Copy out all lines in the data below containing the string "testzhuji".

** Begin DATA ENTRIES **

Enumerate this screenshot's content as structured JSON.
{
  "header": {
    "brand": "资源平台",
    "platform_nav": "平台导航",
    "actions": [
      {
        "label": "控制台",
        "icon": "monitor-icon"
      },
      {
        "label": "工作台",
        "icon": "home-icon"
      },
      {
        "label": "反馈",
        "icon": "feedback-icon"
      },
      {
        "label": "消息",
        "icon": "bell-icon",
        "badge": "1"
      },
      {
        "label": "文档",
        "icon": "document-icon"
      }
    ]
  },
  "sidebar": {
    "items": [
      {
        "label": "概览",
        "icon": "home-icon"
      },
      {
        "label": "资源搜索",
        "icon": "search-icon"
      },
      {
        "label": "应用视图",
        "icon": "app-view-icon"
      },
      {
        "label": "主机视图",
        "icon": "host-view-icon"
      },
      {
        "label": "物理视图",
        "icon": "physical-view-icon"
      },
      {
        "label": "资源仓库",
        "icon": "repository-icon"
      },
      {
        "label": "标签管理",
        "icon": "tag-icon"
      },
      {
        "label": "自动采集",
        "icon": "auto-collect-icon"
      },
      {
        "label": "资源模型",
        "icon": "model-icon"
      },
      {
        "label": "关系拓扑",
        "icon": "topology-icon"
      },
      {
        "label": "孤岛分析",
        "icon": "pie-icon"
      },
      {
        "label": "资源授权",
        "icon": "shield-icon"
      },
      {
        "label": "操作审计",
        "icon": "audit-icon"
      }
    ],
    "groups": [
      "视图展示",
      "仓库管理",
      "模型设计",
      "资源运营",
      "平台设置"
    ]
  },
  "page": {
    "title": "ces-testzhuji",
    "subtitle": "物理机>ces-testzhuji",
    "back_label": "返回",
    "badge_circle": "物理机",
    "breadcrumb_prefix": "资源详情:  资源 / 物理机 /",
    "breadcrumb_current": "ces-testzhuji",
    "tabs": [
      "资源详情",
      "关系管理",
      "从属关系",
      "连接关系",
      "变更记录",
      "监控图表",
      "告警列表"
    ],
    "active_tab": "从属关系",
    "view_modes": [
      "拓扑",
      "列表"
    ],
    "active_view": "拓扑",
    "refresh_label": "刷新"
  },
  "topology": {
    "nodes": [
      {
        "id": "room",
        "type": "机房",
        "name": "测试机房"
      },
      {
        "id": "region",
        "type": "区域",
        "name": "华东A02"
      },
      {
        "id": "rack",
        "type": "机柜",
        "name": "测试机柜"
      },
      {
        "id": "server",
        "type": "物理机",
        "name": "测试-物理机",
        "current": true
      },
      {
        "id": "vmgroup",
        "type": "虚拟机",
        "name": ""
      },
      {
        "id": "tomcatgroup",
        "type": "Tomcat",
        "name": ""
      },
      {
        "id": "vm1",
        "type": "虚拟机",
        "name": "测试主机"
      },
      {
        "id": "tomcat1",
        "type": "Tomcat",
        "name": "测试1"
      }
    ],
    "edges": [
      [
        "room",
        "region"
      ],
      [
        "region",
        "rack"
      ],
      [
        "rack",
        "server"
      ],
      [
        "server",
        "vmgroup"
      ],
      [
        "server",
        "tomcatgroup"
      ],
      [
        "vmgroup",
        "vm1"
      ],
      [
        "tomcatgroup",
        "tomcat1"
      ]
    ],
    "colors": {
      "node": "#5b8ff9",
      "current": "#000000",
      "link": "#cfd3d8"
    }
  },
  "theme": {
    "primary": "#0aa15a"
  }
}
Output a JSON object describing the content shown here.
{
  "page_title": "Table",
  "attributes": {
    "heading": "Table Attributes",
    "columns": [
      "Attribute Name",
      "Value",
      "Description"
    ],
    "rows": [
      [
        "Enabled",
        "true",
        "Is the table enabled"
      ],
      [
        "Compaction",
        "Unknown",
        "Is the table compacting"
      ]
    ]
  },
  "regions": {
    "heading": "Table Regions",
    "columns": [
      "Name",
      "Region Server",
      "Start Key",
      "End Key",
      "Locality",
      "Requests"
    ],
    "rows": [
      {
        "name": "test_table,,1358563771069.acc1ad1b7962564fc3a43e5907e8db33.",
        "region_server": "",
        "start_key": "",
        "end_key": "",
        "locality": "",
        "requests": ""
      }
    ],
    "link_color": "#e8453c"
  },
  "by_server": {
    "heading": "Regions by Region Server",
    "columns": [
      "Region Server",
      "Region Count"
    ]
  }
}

** End DATA ENTRIES **

- EXERCISE ANSWER
    "title": "ces-testzhuji",
    "subtitle": "物理机>ces-testzhuji",
    "breadcrumb_current": "ces-testzhuji",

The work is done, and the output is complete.